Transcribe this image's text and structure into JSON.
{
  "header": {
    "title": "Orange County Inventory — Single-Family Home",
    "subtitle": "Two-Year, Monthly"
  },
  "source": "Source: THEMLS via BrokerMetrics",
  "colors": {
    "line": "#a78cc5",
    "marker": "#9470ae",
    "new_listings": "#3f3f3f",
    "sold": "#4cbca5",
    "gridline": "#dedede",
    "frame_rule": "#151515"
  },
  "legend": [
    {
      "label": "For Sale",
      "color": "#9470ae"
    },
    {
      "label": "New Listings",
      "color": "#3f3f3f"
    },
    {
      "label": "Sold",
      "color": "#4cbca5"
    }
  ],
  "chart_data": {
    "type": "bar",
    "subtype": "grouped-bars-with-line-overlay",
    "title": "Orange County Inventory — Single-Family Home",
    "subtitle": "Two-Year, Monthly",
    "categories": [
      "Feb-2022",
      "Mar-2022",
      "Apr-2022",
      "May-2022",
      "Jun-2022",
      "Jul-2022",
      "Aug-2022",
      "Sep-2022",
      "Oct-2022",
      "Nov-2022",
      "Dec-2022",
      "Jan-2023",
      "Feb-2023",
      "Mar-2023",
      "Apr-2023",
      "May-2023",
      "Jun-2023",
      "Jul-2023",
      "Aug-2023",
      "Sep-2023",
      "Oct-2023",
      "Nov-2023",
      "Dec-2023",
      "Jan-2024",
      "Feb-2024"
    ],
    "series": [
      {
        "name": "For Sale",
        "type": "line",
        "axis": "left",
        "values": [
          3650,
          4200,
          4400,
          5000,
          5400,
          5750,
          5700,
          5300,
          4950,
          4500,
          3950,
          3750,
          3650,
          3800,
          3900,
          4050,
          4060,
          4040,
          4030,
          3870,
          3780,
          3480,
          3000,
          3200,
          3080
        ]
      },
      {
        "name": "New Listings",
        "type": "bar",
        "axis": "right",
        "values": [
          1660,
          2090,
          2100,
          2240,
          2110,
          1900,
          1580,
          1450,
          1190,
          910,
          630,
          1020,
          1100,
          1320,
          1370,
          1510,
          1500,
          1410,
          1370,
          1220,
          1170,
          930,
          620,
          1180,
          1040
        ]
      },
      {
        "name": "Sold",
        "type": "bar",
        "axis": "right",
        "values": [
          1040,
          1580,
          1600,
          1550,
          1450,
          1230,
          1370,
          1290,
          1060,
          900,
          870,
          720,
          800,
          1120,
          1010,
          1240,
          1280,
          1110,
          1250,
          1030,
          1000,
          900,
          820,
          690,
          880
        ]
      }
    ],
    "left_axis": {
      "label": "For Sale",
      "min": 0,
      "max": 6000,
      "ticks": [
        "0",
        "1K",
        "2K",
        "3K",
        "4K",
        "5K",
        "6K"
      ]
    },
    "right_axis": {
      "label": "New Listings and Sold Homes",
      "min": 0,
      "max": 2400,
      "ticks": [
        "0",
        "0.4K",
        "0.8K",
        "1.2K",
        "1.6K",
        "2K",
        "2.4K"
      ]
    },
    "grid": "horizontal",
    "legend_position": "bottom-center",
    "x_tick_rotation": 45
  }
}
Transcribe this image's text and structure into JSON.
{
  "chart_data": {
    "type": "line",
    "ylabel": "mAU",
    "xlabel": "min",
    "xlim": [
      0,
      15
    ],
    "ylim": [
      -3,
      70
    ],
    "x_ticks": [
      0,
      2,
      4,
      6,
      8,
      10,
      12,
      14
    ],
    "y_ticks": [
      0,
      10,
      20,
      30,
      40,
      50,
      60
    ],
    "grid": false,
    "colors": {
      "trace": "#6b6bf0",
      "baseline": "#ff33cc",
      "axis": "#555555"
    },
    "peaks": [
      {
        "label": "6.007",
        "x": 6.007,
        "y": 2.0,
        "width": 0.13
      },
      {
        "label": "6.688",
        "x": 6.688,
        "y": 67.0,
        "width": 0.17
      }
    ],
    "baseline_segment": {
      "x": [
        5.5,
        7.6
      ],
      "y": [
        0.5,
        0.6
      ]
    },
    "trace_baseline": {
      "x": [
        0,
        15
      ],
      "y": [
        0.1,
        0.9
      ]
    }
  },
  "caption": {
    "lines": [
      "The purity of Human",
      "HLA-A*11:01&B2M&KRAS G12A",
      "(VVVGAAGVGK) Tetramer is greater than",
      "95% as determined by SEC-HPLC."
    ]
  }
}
○ ○ ○ ○
## WHAT TO WORK ON
Extract the full listing and reproduce each line exactly.

## TASK OUTPUT
Transcribe this image's text and structure into JSON.
{
  "header": {
    "title": "Orange County Inventory — Single-Family Home",
    "subtitle": "Two-Year, Monthly"
  },
  "source": "Source: THEMLS via BrokerMetrics",
  "colors": {
    "line": "#a78cc5",
    "marker": "#9470ae",
    "new_listings": "#3f3f3f",
    "sold": "#4cbca5",
    "gridline": "#dedede",
    "frame_rule": "#151515"
  },
  "legend": [
    {
      "label": "For Sale",
      "color": "#9470ae"
    },
    {
      "label": "New Listings",
      "color": "#3f3f3f"
    },
    {
      "label": "Sold",
      "color": "#4cbca5"
    }
  ],
  "chart_data": {
    "type": "bar",
    "subtype": "grouped-bars-with-line-overlay",
    "title": "Orange County Inventory — Single-Family Home",
    "subtitle": "Two-Year, Monthly",
    "categories": [
      "Feb-2022",
      "Mar-2022",
      "Apr-2022",
      "May-2022",
      "Jun-2022",
      "Jul-2022",
      "Aug-2022",
      "Sep-2022",
      "Oct-2022",
      "Nov-2022",
      "Dec-2022",
      "Jan-2023",
      "Feb-2023",
      "Mar-2023",
      "Apr-2023",
      "May-2023",
      "Jun-2023",
      "Jul-2023",
      "Aug-2023",
      "Sep-2023",
      "Oct-2023",
      "Nov-2023",
      "Dec-2023",
      "Jan-2024",
      "Feb-2024"
    ],
    "series": [
      {
        "name": "For Sale",
        "type": "line",
        "axis": "left",
        "values": [
          3650,
          4200,
          4400,
          5000,
          5400,
          5750,
          5700,
          5300,
          4950,
          4500,
          3950,
          3750,
          3650,
          3800,
          3900,
          4050,
          4060,
          4040,
          4030,
          3870,
          3780,
          3480,
          3000,
          3200,
          3080
        ]
      },
      {
        "name": "New Listings",
        "type": "bar",
        "axis": "right",
        "values": [
          1660,
          2090,
          2100,
          2240,
          2110,
          1900,
          1580,
          1450,
          1190,
          910,
          630,
          1020,
          1100,
          1320,
          1370,
          1510,
          1500,
          1410,
          1370,
          1220,
          1170,
          930,
          620,
          1180,
          1040
        ]
      },
      {
        "name": "Sold",
        "type": "bar",
        "axis": "right",
        "values": [
          1040,
          1580,
          1600,
          1550,
          1450,
          1230,
          1370,
          1290,
          1060,
          900,
          870,
          720,
          800,
          1120,
          1010,
          1240,
          1280,
          1110,
          1250,
          1030,
          1000,
          900,
          820,
          690,
          880
        ]
      }
    ],
    "left_axis": {
      "label": "For Sale",
      "min": 0,
      "max": 6000,
      "ticks": [
        "0",
        "1K",
        "2K",
        "3K",
        "4K",
        "5K",
        "6K"
      ]
    },
    "right_axis": {
      "label": "New Listings and Sold Homes",
      "min": 0,
      "max": 2400,
      "ticks": [
        "0",
        "0.4K",
        "0.8K",
        "1.2K",
        "1.6K",
        "2K",
        "2.4K"
      ]
    },
    "grid": "horizontal",
    "legend_position": "bottom-center",
    "x_tick_rotation": 45
  }
}
Transcribe this image's text and structure into JSON.
{
  "chart_data": {
    "type": "line",
    "ylabel": "mAU",
    "xlabel": "min",
    "xlim": [
      0,
      15
    ],
    "ylim": [
      -3,
      70
    ],
    "x_ticks": [
      0,
      2,
      4,
      6,
      8,
      10,
      12,
      14
    ],
    "y_ticks": [
      0,
      10,
      20,
      30,
      40,
      50,
      60
    ],
    "grid": false,
    "colors": {
      "trace": "#6b6bf0",
      "baseline": "#ff33cc",
      "axis": "#555555"
    },
    "peaks": [
      {
        "label": "6.007",
        "x": 6.007,
        "y": 2.0,
        "width": 0.13
      },
      {
        "label": "6.688",
        "x": 6.688,
        "y": 67.0,
        "width": 0.17
      }
    ],
    "baseline_segment": {
      "x": [
        5.5,
        7.6
      ],
      "y": [
        0.5,
        0.6
      ]
    },
    "trace_baseline": {
      "x": [
        0,
        15
      ],
      "y": [
        0.1,
        0.9
      ]
    }
  },
  "caption": {
    "lines": [
      "The purity of Human",
      "HLA-A*11:01&B2M&KRAS G12A",
      "(VVVGAAGVGK) Tetramer is greater than",
      "95% as determined by SEC-HPLC."
    ]
  }
}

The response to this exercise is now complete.